## DESCRIPTION OF THE TASK:
Wherever the string "JSON" appears in the listing, copy that line.
---*---
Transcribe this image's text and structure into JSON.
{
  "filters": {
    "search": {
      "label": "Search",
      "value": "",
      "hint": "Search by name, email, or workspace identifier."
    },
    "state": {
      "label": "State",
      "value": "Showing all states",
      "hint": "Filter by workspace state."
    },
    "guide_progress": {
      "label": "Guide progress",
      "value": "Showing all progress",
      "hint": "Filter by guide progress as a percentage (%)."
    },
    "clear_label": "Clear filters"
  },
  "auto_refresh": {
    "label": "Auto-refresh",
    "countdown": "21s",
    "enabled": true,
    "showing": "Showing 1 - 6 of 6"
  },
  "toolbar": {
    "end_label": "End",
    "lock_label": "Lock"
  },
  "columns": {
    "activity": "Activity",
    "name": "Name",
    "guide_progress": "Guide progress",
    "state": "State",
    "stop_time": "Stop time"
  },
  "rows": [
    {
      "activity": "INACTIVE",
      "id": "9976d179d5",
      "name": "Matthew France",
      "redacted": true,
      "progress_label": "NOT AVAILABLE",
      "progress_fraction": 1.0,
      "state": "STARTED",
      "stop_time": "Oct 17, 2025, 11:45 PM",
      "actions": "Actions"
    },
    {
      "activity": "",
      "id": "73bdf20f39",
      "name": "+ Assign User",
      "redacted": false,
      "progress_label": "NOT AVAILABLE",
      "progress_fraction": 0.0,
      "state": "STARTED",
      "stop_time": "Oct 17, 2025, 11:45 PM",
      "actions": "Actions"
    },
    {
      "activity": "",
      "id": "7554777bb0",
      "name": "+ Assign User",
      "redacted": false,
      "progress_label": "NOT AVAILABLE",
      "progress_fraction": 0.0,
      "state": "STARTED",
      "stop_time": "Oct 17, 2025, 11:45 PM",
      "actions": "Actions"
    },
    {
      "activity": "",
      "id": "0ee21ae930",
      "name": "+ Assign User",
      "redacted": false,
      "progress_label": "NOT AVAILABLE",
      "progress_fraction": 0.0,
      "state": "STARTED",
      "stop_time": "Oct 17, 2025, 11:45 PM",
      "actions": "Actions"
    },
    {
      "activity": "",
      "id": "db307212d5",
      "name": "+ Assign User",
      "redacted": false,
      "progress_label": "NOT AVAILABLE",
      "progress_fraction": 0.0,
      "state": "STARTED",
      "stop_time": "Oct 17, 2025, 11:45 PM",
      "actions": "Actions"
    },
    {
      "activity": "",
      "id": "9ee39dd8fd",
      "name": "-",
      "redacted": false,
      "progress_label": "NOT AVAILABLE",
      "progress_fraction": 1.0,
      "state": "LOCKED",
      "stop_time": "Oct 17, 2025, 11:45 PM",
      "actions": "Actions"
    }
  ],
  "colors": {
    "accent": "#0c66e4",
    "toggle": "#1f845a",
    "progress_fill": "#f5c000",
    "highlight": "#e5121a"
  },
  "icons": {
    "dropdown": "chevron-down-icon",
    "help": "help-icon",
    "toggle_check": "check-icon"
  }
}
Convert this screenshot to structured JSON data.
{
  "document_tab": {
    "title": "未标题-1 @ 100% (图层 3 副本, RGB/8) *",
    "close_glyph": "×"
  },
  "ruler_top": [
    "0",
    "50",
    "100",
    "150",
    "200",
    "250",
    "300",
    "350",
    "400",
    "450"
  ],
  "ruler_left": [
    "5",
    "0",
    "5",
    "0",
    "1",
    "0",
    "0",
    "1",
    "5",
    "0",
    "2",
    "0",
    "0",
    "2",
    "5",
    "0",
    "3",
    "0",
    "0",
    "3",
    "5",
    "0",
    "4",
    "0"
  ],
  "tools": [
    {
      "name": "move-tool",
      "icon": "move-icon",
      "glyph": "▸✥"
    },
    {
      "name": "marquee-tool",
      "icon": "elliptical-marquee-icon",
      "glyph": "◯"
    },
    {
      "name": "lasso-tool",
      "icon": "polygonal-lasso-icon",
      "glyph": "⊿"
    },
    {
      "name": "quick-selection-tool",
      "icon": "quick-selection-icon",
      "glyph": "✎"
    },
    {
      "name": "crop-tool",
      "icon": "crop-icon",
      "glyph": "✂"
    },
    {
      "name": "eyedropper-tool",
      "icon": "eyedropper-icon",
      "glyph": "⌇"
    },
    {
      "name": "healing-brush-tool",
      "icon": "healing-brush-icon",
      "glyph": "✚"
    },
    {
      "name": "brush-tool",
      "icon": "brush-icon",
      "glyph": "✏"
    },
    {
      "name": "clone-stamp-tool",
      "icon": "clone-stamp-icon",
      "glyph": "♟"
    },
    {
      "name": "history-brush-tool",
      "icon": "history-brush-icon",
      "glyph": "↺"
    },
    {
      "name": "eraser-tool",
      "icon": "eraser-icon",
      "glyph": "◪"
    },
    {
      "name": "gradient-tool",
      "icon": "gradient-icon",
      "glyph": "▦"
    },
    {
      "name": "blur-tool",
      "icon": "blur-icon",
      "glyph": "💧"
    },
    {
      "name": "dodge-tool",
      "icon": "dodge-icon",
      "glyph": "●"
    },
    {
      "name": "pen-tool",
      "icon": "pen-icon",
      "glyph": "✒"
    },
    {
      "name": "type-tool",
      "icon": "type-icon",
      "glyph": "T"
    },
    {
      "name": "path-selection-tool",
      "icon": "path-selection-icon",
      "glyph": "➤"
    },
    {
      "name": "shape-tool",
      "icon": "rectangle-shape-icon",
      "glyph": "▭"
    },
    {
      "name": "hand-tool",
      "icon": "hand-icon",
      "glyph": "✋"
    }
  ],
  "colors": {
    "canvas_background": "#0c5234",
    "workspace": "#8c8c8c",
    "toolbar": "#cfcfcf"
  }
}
---*---
## ANSWER TO THIS TASK:
Transcribe this image's text and structure into JSON.
Convert this screenshot to structured JSON data.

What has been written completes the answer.